=== Data rows ===

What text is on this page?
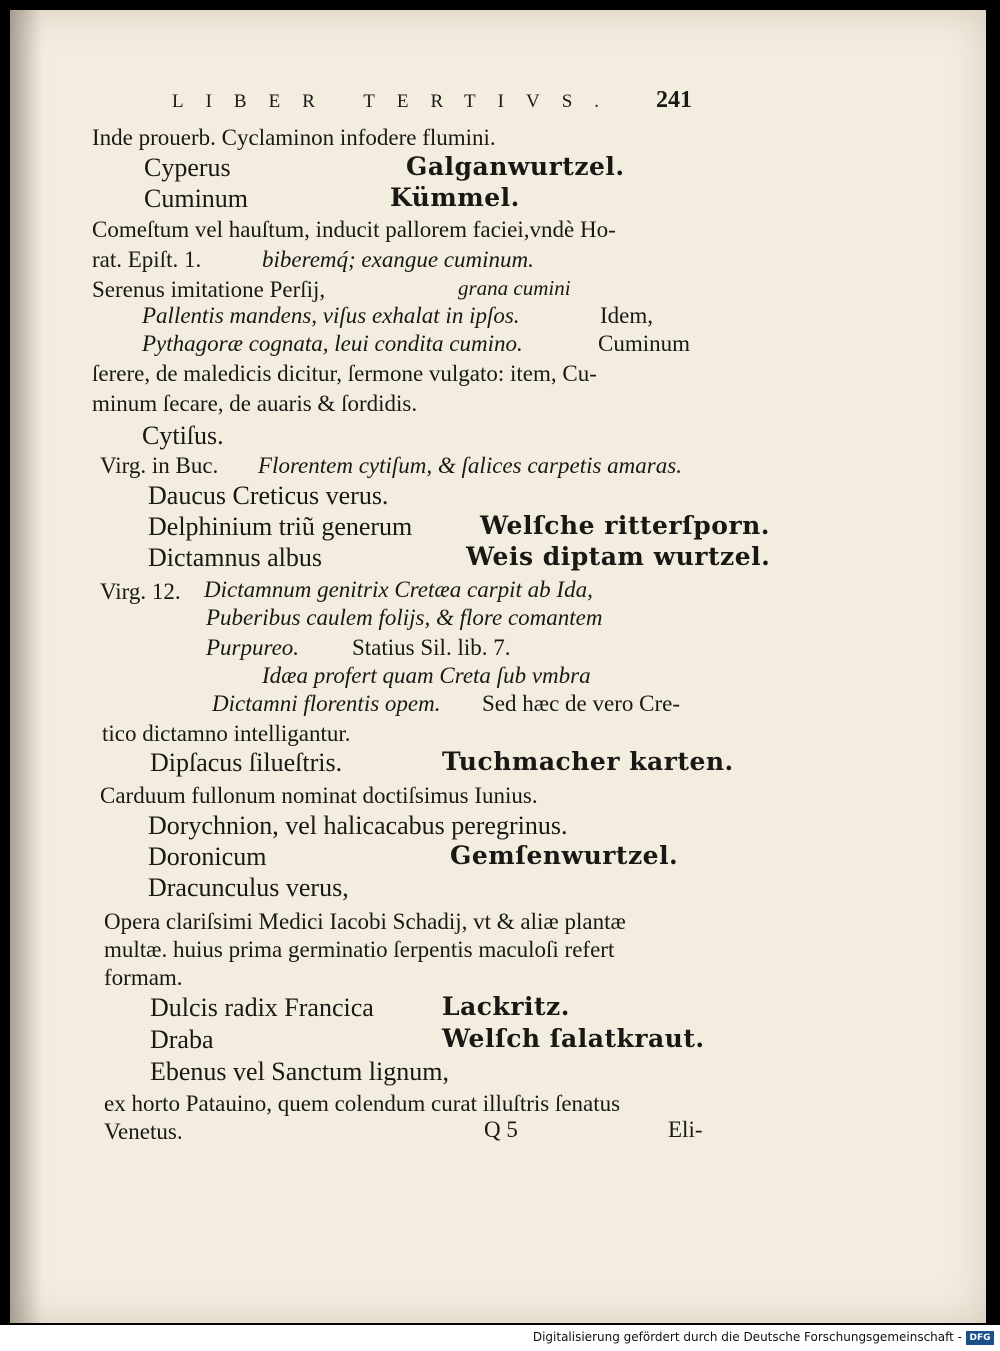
LIBER TERTIVS. 241
Inde prouerb. Cyclaminon infodere flumini.
Cyperus	Galganwurtzel.
Cuminum	Kümmel.
Comeſtum vel hauſtum, inducit pallorem faciei,vndè Ho-
rat. Epiſt. 1.	biberemq́; exangue cuminum.
Serenus imitatione Perſij,	grana cumini
Pallentis mandens, viſus exhalat in ipſos.	Idem,
Pythagoræ cognata, leui condita cumino.	Cuminum
ſerere, de maledicis dicitur, ſermone vulgato: item, Cu-
minum ſecare, de auaris & ſordidis.
Cytiſus.
Virg. in Buc. Florentem cytiſum, & ſalices carpetis amaras.
Daucus Creticus verus.
Delphinium triũ generum	Welſche ritterſporn.
Dictamnus albus	Weis diptam wurtzel.
Virg. 12. Dictamnum genitrix Cretæa carpit ab Ida,
Puberibus caulem folijs, & flore comantem
Purpureo. Statius Sil. lib. 7.
Idæa profert quam Creta ſub vmbra
Dictamni florentis opem. Sed hæc de vero Cre-
tico dictamno intelligantur.
Dipſacus ſilueſtris.	Tuchmacher karten.
Carduum fullonum nominat doctiſsimus Iunius.
Dorychnion, vel halicacabus peregrinus.
Doronicum	Gemſenwurtzel.
Dracunculus verus,
Opera clariſsimi Medici Iacobi Schadij, vt & aliæ plantæ
multæ. huius prima germinatio ſerpentis maculoſi refert
formam.
Dulcis radix Francica	Lackritz.
Draba	Welſch ſalatkraut.
Ebenus vel Sanctum lignum,
ex horto Patauino, quem colendum curat illuſtris ſenatus
Venetus.	Q 5	Eli-
Digitalisierung gefördert durch die Deutsche Forschungsgemeinschaft - DFG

===

» Problem: Copy the entries exactly. Leave out the images.

» The response:
What text is on this page?
LIBER TERTIVS. 241
Inde prouerb. Cyclaminon infodere flumini.
Cyperus	Galganwurtzel.
Cuminum	Kümmel.
Comeſtum vel hauſtum, inducit pallorem faciei,vndè Ho-
rat. Epiſt. 1.	biberemq́; exangue cuminum.
Serenus imitatione Perſij,	grana cumini
Pallentis mandens, viſus exhalat in ipſos.	Idem,
Pythagoræ cognata, leui condita cumino.	Cuminum
ſerere, de maledicis dicitur, ſermone vulgato: item, Cu-
minum ſecare, de auaris & ſordidis.
Cytiſus.
Virg. in Buc. Florentem cytiſum, & ſalices carpetis amaras.
Daucus Creticus verus.
Delphinium triũ generum	Welſche ritterſporn.
Dictamnus albus	Weis diptam wurtzel.
Virg. 12. Dictamnum genitrix Cretæa carpit ab Ida,
Puberibus caulem folijs, & flore comantem
Purpureo. Statius Sil. lib. 7.
Idæa profert quam Creta ſub vmbra
Dictamni florentis opem. Sed hæc de vero Cre-
tico dictamno intelligantur.
Dipſacus ſilueſtris.	Tuchmacher karten.
Carduum fullonum nominat doctiſsimus Iunius.
Dorychnion, vel halicacabus peregrinus.
Doronicum	Gemſenwurtzel.
Dracunculus verus,
Opera clariſsimi Medici Iacobi Schadij, vt & aliæ plantæ
multæ. huius prima germinatio ſerpentis maculoſi refert
formam.
Dulcis radix Francica	Lackritz.
Draba	Welſch ſalatkraut.
Ebenus vel Sanctum lignum,
ex horto Patauino, quem colendum curat illuſtris ſenatus
Venetus.	Q 5	Eli-
Digitalisierung gefördert durch die Deutsche Forschungsgemeinschaft - DFG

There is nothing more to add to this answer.